Description of the task.
Would you write out the listing verbatim and skip every picture in it?

---------- Stored rows

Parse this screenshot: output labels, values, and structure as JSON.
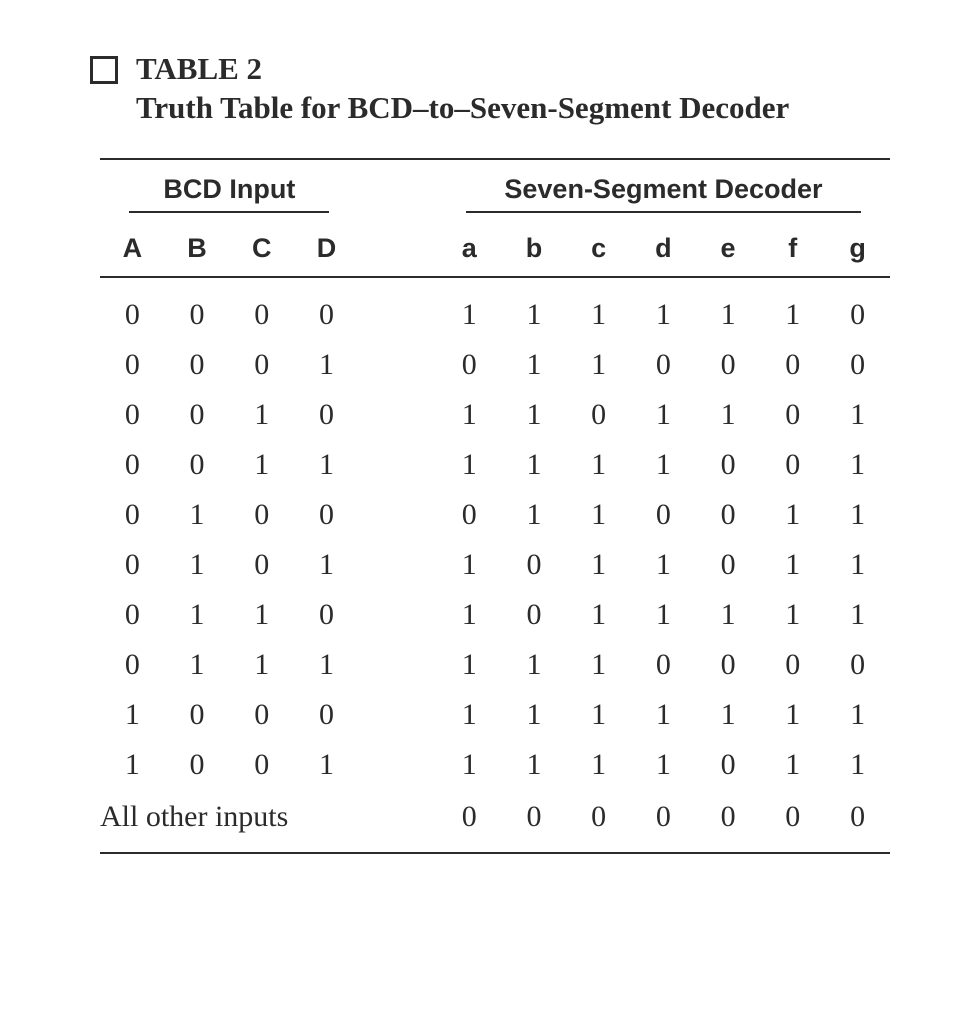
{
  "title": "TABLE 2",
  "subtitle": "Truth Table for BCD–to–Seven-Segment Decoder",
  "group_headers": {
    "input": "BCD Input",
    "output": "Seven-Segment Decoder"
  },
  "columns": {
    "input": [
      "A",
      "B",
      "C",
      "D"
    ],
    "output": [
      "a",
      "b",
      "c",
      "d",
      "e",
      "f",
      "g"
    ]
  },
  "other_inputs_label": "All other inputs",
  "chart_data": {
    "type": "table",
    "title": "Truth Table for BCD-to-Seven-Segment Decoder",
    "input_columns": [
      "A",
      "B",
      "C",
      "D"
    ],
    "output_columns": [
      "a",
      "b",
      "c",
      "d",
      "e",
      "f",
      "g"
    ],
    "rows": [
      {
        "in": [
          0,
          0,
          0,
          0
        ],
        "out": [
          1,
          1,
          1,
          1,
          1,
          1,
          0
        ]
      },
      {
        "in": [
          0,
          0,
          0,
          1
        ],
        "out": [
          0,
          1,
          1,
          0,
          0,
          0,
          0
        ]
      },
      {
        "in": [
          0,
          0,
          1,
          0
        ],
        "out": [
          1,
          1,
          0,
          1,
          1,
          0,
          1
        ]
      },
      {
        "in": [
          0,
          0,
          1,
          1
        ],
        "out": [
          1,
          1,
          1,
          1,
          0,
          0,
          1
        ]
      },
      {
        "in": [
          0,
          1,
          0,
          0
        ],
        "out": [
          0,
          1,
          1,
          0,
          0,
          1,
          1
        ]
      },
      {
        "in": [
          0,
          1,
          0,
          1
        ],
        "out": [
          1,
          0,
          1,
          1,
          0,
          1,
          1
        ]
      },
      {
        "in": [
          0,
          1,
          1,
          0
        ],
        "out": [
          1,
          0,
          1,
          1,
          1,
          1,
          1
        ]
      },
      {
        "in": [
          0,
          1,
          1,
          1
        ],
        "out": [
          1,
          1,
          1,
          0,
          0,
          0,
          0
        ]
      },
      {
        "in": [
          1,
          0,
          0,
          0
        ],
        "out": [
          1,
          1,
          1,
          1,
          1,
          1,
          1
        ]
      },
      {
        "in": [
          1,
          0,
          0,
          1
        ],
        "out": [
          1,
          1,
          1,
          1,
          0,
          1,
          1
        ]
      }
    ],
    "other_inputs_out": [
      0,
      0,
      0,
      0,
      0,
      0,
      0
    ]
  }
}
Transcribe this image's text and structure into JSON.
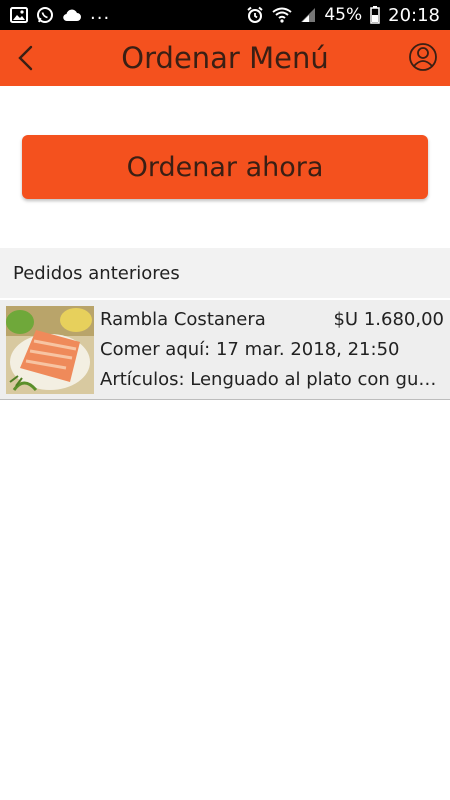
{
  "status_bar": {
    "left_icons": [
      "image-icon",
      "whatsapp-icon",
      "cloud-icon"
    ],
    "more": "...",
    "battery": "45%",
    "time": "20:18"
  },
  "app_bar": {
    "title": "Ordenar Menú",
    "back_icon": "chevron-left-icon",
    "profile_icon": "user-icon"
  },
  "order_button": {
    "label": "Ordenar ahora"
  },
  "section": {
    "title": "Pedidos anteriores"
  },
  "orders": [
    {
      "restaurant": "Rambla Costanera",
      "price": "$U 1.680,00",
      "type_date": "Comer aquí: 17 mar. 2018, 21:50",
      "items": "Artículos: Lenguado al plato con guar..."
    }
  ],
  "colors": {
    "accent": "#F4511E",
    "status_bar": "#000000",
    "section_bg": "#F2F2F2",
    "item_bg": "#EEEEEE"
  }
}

--------------------

Output for this task.
Parse this screenshot: output labels, values, and structure as JSON.
{
  "title": "TABLE 2",
  "subtitle": "Truth Table for BCD–to–Seven-Segment Decoder",
  "group_headers": {
    "input": "BCD Input",
    "output": "Seven-Segment Decoder"
  },
  "columns": {
    "input": [
      "A",
      "B",
      "C",
      "D"
    ],
    "output": [
      "a",
      "b",
      "c",
      "d",
      "e",
      "f",
      "g"
    ]
  },
  "other_inputs_label": "All other inputs",
  "chart_data": {
    "type": "table",
    "title": "Truth Table for BCD-to-Seven-Segment Decoder",
    "input_columns": [
      "A",
      "B",
      "C",
      "D"
    ],
    "output_columns": [
      "a",
      "b",
      "c",
      "d",
      "e",
      "f",
      "g"
    ],
    "rows": [
      {
        "in": [
          0,
          0,
          0,
          0
        ],
        "out": [
          1,
          1,
          1,
          1,
          1,
          1,
          0
        ]
      },
      {
        "in": [
          0,
          0,
          0,
          1
        ],
        "out": [
          0,
          1,
          1,
          0,
          0,
          0,
          0
        ]
      },
      {
        "in": [
          0,
          0,
          1,
          0
        ],
        "out": [
          1,
          1,
          0,
          1,
          1,
          0,
          1
        ]
      },
      {
        "in": [
          0,
          0,
          1,
          1
        ],
        "out": [
          1,
          1,
          1,
          1,
          0,
          0,
          1
        ]
      },
      {
        "in": [
          0,
          1,
          0,
          0
        ],
        "out": [
          0,
          1,
          1,
          0,
          0,
          1,
          1
        ]
      },
      {
        "in": [
          0,
          1,
          0,
          1
        ],
        "out": [
          1,
          0,
          1,
          1,
          0,
          1,
          1
        ]
      },
      {
        "in": [
          0,
          1,
          1,
          0
        ],
        "out": [
          1,
          0,
          1,
          1,
          1,
          1,
          1
        ]
      },
      {
        "in": [
          0,
          1,
          1,
          1
        ],
        "out": [
          1,
          1,
          1,
          0,
          0,
          0,
          0
        ]
      },
      {
        "in": [
          1,
          0,
          0,
          0
        ],
        "out": [
          1,
          1,
          1,
          1,
          1,
          1,
          1
        ]
      },
      {
        "in": [
          1,
          0,
          0,
          1
        ],
        "out": [
          1,
          1,
          1,
          1,
          0,
          1,
          1
        ]
      }
    ],
    "other_inputs_out": [
      0,
      0,
      0,
      0,
      0,
      0,
      0
    ]
  }
}
Transcribe this image's text and structure into JSON.
{
  "status_bar": {
    "left_icons": [
      "image-icon",
      "whatsapp-icon",
      "cloud-icon"
    ],
    "more": "...",
    "battery": "45%",
    "time": "20:18"
  },
  "app_bar": {
    "title": "Ordenar Menú",
    "back_icon": "chevron-left-icon",
    "profile_icon": "user-icon"
  },
  "order_button": {
    "label": "Ordenar ahora"
  },
  "section": {
    "title": "Pedidos anteriores"
  },
  "orders": [
    {
      "restaurant": "Rambla Costanera",
      "price": "$U 1.680,00",
      "type_date": "Comer aquí: 17 mar. 2018, 21:50",
      "items": "Artículos: Lenguado al plato con guar..."
    }
  ],
  "colors": {
    "accent": "#F4511E",
    "status_bar": "#000000",
    "section_bg": "#F2F2F2",
    "item_bg": "#EEEEEE"
  }
}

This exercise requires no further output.